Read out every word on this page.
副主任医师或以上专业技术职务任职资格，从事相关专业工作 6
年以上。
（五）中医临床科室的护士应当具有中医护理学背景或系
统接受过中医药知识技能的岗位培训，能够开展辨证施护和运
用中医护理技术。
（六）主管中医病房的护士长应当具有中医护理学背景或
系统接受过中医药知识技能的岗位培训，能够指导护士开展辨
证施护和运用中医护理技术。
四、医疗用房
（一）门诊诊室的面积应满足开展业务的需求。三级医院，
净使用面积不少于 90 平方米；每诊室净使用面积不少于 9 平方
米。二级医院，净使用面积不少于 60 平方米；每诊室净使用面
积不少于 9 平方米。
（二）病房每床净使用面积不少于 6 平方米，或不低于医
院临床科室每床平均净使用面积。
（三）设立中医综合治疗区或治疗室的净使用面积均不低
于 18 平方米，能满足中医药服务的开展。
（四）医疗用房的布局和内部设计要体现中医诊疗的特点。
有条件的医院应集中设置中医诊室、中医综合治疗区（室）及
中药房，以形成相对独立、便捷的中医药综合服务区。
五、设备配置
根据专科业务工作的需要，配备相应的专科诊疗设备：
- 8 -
---+---
- What is being asked -
Copy out the whole listing exactly as written.

- Result of this exercise -
Read out every word on this page.
副主任医师或以上专业技术职务任职资格，从事相关专业工作 6
年以上。
（五）中医临床科室的护士应当具有中医护理学背景或系
统接受过中医药知识技能的岗位培训，能够开展辨证施护和运
用中医护理技术。
（六）主管中医病房的护士长应当具有中医护理学背景或
系统接受过中医药知识技能的岗位培训，能够指导护士开展辨
证施护和运用中医护理技术。
四、医疗用房
（一）门诊诊室的面积应满足开展业务的需求。三级医院，
净使用面积不少于 90 平方米；每诊室净使用面积不少于 9 平方
米。二级医院，净使用面积不少于 60 平方米；每诊室净使用面
积不少于 9 平方米。
（二）病房每床净使用面积不少于 6 平方米，或不低于医
院临床科室每床平均净使用面积。
（三）设立中医综合治疗区或治疗室的净使用面积均不低
于 18 平方米，能满足中医药服务的开展。
（四）医疗用房的布局和内部设计要体现中医诊疗的特点。
有条件的医院应集中设置中医诊室、中医综合治疗区（室）及
中药房，以形成相对独立、便捷的中医药综合服务区。
五、设备配置
根据专科业务工作的需要，配备相应的专科诊疗设备：
- 8 -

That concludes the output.